> [Exercise details]:
Read the listing below and copy out every line that holds "height".

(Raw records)
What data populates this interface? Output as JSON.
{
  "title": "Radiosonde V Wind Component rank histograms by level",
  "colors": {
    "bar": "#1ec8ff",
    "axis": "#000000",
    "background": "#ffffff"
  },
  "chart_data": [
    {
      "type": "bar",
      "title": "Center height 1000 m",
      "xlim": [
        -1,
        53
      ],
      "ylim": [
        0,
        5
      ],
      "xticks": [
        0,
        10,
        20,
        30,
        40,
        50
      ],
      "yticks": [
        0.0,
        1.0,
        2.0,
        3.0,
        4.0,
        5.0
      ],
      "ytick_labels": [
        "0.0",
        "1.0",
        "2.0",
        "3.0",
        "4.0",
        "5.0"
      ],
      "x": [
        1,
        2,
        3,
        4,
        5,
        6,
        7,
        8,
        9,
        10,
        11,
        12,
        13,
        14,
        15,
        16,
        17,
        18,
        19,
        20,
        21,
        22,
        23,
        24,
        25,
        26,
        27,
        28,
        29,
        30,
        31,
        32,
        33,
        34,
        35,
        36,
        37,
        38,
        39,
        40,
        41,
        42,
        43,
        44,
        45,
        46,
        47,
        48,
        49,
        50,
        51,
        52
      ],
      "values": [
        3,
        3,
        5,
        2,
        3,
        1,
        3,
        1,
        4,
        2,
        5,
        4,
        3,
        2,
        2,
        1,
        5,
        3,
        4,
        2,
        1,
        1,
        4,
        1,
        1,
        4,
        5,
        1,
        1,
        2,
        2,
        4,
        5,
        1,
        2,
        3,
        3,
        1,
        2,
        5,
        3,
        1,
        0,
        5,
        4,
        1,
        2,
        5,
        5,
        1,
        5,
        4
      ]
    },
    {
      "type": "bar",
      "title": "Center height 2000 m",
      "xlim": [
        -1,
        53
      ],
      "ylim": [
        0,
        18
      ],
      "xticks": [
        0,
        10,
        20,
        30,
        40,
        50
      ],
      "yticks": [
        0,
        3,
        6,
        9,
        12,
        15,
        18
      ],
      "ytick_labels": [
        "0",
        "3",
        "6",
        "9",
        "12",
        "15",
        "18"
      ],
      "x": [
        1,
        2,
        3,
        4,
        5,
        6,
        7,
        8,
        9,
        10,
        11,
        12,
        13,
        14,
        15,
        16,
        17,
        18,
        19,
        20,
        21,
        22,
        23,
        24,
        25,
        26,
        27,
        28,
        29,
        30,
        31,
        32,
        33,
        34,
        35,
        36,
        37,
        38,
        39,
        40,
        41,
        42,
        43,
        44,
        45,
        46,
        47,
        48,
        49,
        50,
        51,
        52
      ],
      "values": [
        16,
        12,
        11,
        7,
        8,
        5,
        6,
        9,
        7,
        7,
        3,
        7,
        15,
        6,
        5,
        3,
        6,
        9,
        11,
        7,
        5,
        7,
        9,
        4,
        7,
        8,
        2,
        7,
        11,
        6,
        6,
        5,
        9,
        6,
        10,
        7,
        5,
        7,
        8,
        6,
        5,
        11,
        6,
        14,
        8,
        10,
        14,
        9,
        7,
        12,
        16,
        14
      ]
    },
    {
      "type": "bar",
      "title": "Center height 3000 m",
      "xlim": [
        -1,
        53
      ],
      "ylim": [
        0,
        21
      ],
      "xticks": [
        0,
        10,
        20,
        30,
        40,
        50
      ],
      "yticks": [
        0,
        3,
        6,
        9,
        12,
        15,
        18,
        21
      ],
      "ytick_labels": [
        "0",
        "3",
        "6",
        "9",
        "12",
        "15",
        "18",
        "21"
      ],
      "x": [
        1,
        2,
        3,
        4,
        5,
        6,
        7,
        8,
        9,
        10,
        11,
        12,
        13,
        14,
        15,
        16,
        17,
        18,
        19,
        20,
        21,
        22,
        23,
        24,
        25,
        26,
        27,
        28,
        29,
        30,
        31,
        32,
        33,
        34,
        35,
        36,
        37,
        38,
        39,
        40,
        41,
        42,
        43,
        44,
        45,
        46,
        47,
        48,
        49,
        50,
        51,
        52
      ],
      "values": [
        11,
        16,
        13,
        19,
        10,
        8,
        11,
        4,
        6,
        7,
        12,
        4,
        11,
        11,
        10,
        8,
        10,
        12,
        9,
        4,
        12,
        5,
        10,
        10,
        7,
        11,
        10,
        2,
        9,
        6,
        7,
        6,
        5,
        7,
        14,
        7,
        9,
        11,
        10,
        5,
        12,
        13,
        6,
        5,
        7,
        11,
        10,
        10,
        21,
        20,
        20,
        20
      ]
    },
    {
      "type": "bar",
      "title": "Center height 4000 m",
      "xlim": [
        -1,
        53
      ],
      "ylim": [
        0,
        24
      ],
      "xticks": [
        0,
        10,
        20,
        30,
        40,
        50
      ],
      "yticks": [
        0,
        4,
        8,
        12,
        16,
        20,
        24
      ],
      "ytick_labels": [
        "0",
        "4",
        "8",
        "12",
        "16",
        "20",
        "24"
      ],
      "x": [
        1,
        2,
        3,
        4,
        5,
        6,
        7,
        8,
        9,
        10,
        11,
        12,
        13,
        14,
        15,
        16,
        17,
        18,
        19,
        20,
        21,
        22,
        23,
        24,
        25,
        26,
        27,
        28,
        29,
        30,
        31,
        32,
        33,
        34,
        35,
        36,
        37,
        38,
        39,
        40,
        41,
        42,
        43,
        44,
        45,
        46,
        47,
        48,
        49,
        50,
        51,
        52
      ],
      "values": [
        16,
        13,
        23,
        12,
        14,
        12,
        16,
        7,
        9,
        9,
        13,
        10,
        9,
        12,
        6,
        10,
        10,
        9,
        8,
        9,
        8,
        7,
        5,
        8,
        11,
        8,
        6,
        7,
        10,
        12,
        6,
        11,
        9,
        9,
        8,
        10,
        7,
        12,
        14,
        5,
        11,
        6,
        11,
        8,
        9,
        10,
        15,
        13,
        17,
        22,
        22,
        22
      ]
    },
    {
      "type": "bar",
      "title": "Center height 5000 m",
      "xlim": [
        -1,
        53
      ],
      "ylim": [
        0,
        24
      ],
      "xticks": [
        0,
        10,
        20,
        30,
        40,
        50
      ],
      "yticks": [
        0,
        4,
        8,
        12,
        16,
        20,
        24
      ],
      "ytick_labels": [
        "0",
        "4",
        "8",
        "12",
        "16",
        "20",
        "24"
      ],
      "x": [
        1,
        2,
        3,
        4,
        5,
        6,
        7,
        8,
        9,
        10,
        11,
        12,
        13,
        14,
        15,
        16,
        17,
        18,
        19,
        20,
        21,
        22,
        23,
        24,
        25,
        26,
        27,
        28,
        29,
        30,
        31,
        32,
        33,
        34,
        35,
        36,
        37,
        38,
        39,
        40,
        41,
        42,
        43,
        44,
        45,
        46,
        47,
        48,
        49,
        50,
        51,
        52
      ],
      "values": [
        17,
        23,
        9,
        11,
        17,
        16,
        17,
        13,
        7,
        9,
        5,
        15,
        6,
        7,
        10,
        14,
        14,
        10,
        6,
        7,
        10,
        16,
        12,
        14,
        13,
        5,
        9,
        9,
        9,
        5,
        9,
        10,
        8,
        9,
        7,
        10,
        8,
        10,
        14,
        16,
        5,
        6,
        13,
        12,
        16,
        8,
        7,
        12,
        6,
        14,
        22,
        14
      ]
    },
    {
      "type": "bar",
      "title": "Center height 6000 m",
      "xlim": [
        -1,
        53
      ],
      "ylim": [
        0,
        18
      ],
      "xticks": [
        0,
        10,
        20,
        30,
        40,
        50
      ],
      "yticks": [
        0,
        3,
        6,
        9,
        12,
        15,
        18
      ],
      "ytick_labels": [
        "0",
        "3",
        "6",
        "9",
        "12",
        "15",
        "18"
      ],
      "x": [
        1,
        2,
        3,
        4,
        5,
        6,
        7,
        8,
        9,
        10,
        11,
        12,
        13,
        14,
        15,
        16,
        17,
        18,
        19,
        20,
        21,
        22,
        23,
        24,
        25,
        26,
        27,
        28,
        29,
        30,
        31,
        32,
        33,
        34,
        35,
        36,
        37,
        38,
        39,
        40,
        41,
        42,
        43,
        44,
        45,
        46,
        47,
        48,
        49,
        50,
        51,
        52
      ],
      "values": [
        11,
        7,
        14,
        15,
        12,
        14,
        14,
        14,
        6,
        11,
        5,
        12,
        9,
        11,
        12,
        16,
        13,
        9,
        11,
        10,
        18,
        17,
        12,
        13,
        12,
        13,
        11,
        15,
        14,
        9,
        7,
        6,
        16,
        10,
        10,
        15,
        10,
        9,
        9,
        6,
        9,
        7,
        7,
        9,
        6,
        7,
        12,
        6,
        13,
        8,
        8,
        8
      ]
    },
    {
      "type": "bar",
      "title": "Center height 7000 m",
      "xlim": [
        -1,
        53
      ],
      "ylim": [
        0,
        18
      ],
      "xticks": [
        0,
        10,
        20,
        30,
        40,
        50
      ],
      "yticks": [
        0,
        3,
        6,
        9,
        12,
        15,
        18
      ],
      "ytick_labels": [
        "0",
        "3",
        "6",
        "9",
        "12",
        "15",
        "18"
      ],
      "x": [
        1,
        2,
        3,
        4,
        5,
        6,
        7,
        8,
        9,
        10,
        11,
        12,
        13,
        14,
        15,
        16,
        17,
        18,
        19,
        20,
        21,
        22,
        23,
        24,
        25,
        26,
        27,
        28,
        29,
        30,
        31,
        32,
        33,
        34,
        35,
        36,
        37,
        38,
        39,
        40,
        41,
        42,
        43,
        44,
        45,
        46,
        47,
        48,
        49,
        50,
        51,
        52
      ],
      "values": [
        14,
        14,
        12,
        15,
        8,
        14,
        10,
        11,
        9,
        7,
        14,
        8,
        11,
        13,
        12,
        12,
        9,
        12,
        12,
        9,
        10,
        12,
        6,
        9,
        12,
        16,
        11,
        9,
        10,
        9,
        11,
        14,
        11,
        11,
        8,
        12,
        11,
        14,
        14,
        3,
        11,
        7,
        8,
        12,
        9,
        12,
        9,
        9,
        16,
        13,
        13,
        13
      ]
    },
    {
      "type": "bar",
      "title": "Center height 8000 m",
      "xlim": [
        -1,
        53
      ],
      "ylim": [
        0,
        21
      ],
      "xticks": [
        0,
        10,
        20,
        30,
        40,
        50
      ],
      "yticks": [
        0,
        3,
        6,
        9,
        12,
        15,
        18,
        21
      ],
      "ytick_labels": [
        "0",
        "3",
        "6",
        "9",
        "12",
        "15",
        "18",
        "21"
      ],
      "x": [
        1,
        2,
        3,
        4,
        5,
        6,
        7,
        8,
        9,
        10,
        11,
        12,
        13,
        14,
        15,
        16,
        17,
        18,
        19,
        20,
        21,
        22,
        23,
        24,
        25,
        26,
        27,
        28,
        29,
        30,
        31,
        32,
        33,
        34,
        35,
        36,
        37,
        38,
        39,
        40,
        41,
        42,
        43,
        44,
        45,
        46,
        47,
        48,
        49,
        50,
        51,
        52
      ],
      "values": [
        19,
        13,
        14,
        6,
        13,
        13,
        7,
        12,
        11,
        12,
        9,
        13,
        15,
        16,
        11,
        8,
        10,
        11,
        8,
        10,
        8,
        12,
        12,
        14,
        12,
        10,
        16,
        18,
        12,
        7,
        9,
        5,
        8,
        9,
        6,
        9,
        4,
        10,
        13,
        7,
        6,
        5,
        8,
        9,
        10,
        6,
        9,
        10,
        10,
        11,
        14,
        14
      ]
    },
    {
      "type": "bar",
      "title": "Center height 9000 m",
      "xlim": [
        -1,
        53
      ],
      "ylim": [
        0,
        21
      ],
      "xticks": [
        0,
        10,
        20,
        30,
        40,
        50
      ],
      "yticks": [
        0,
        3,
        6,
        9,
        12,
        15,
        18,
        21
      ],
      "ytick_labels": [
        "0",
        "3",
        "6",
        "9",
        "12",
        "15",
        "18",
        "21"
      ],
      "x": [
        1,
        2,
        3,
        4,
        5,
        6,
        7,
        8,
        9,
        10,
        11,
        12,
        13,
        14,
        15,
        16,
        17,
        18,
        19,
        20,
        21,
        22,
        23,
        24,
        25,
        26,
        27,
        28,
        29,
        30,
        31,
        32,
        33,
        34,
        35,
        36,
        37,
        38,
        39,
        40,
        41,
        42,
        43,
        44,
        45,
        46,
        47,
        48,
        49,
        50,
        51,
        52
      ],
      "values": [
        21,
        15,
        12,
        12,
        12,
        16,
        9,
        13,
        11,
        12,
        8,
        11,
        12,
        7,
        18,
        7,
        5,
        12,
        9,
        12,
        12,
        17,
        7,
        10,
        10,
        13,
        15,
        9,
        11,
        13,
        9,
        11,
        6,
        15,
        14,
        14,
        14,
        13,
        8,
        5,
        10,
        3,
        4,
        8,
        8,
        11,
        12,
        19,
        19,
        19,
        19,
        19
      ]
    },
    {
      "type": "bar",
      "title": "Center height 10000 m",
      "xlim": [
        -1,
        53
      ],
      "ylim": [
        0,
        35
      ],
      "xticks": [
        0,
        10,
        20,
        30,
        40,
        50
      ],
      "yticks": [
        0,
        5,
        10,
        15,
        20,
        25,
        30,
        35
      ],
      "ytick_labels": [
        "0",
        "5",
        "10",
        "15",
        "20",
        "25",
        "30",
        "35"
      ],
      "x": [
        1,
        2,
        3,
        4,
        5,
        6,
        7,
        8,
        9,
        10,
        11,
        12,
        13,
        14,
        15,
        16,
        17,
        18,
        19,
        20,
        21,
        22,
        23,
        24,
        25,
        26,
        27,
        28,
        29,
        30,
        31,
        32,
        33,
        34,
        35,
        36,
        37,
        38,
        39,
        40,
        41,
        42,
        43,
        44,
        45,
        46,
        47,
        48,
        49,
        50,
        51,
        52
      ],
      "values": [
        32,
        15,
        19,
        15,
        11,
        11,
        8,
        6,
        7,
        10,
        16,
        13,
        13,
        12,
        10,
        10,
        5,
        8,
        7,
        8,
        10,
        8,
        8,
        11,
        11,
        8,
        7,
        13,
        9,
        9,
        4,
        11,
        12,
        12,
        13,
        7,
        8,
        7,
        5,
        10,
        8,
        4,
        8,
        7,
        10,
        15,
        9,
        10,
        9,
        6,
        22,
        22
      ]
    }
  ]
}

> [Problem solution]:
      "title": "Center height 1000 m",
      "title": "Center height 2000 m",
      "title": "Center height 3000 m",
      "title": "Center height 4000 m",
      "title": "Center height 5000 m",
      "title": "Center height 6000 m",
      "title": "Center height 7000 m",
      "title": "Center height 8000 m",
      "title": "Center height 9000 m",
      "title": "Center height 10000 m",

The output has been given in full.